▶ **Problem**
Write out each record again exactly as it stands.

▶ **Exercise materials**
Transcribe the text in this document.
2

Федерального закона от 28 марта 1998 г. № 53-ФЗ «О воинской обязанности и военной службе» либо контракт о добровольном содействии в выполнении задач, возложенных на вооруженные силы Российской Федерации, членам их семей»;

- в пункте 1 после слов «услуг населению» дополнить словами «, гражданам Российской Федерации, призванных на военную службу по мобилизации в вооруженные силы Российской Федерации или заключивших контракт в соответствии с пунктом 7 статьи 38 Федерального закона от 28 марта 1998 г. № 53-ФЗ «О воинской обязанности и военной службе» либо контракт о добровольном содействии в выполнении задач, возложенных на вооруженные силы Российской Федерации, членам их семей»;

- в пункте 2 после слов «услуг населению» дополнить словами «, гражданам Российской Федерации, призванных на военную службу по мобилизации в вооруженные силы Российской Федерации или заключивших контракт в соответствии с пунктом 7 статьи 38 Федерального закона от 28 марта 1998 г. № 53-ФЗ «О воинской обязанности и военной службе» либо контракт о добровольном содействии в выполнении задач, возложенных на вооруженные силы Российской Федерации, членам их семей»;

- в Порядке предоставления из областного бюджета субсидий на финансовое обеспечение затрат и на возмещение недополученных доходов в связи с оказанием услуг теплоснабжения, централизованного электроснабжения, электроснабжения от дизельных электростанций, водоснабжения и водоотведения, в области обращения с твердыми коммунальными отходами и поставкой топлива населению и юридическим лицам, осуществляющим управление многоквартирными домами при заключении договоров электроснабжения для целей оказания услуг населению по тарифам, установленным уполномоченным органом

▶ **Finished exercise**
Transcribe the text in this document.
2

Федерального закона от 28 марта 1998 г. № 53-ФЗ «О воинской обязанности и военной службе» либо контракт о добровольном содействии в выполнении задач, возложенных на вооруженные силы Российской Федерации, членам их семей»;

- в пункте 1 после слов «услуг населению» дополнить словами «, гражданам Российской Федерации, призванных на военную службу по мобилизации в вооруженные силы Российской Федерации или заключивших контракт в соответствии с пунктом 7 статьи 38 Федерального закона от 28 марта 1998 г. № 53-ФЗ «О воинской обязанности и военной службе» либо контракт о добровольном содействии в выполнении задач, возложенных на вооруженные силы Российской Федерации, членам их семей»;

- в пункте 2 после слов «услуг населению» дополнить словами «, гражданам Российской Федерации, призванных на военную службу по мобилизации в вооруженные силы Российской Федерации или заключивших контракт в соответствии с пунктом 7 статьи 38 Федерального закона от 28 марта 1998 г. № 53-ФЗ «О воинской обязанности и военной службе» либо контракт о добровольном содействии в выполнении задач, возложенных на вооруженные силы Российской Федерации, членам их семей»;

- в Порядке предоставления из областного бюджета субсидий на финансовое обеспечение затрат и на возмещение недополученных доходов в связи с оказанием услуг теплоснабжения, централизованного электроснабжения, электроснабжения от дизельных электростанций, водоснабжения и водоотведения, в области обращения с твердыми коммунальными отходами и поставкой топлива населению и юридическим лицам, осуществляющим управление многоквартирными домами при заключении договоров электроснабжения для целей оказания услуг населению по тарифам, установленным уполномоченным органом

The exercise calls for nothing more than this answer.